** START OF Recorded data **

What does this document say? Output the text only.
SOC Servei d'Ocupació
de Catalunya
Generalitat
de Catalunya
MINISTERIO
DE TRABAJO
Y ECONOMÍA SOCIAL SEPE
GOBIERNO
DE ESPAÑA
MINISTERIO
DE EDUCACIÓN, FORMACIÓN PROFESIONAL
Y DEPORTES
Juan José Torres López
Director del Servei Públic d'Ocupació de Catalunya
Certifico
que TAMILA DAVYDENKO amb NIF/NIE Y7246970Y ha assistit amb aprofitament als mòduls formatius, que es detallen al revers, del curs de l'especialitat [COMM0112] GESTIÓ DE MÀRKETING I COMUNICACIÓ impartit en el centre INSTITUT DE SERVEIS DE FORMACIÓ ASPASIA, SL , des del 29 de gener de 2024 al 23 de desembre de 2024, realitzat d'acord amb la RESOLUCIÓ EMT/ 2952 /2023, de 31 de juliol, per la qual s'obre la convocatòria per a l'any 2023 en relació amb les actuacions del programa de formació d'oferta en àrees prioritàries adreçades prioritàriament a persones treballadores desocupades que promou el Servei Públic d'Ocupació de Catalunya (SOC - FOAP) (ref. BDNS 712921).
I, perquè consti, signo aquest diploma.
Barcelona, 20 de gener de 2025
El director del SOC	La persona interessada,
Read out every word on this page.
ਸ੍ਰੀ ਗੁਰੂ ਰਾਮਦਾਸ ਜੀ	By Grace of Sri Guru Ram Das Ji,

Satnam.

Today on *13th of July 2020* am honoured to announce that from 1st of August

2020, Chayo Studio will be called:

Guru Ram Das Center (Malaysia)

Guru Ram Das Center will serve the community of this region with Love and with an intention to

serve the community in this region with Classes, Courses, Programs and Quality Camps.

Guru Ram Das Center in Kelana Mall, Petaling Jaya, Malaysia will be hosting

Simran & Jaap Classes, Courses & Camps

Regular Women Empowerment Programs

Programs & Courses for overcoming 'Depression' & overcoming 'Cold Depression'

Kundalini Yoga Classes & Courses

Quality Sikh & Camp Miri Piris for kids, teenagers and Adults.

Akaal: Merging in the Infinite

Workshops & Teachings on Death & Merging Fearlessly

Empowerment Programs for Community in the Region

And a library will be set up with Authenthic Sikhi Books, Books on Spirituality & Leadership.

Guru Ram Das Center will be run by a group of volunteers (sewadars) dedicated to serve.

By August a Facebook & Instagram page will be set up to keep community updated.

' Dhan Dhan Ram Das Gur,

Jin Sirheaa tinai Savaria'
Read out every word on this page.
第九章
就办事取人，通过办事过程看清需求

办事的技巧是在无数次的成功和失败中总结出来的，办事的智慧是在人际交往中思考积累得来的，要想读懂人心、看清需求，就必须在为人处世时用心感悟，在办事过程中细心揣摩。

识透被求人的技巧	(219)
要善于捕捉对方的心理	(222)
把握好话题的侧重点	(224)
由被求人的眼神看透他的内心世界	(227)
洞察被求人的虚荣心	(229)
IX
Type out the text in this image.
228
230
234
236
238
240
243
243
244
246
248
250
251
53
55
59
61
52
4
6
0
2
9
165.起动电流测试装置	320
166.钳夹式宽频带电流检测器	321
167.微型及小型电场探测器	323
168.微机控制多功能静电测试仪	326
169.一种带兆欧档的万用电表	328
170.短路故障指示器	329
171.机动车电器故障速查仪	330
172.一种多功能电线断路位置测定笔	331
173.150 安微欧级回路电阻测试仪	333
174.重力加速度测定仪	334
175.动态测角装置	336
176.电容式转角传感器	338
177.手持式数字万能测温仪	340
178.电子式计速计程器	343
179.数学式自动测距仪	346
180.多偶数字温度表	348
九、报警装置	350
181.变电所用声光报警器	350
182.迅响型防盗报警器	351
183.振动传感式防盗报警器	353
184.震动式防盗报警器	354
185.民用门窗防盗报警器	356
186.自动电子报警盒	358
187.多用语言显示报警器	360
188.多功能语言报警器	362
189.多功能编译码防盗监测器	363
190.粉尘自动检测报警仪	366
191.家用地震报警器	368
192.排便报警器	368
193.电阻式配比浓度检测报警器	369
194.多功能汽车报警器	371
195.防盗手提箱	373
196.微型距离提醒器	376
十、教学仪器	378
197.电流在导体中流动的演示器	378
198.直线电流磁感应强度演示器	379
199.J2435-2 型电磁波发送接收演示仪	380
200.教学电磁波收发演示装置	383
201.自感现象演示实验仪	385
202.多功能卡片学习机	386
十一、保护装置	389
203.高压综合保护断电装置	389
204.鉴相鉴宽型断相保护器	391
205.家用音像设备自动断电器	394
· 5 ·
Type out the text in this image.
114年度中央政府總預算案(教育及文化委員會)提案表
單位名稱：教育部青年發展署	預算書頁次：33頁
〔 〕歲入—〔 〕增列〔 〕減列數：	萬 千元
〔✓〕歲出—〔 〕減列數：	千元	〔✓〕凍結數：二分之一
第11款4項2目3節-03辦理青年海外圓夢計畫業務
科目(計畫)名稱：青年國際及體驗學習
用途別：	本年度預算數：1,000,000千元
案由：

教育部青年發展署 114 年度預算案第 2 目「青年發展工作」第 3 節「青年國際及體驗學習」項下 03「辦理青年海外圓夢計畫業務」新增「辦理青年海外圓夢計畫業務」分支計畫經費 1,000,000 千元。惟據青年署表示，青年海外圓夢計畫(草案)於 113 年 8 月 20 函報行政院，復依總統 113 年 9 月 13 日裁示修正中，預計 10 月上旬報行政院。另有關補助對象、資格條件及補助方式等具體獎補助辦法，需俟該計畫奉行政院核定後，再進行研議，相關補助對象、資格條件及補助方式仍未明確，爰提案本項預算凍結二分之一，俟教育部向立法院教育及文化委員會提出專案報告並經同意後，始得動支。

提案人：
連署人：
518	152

** END OF Recorded data **

**Work to do**
Reproduce each line holding the word "Programs".

**Task result**
serve the community in this region with Classes, Courses, Programs and Quality Camps.
Regular Women Empowerment Programs
Programs & Courses for overcoming 'Depression' & overcoming 'Cold Depression'
Empowerment Programs for Community in the Region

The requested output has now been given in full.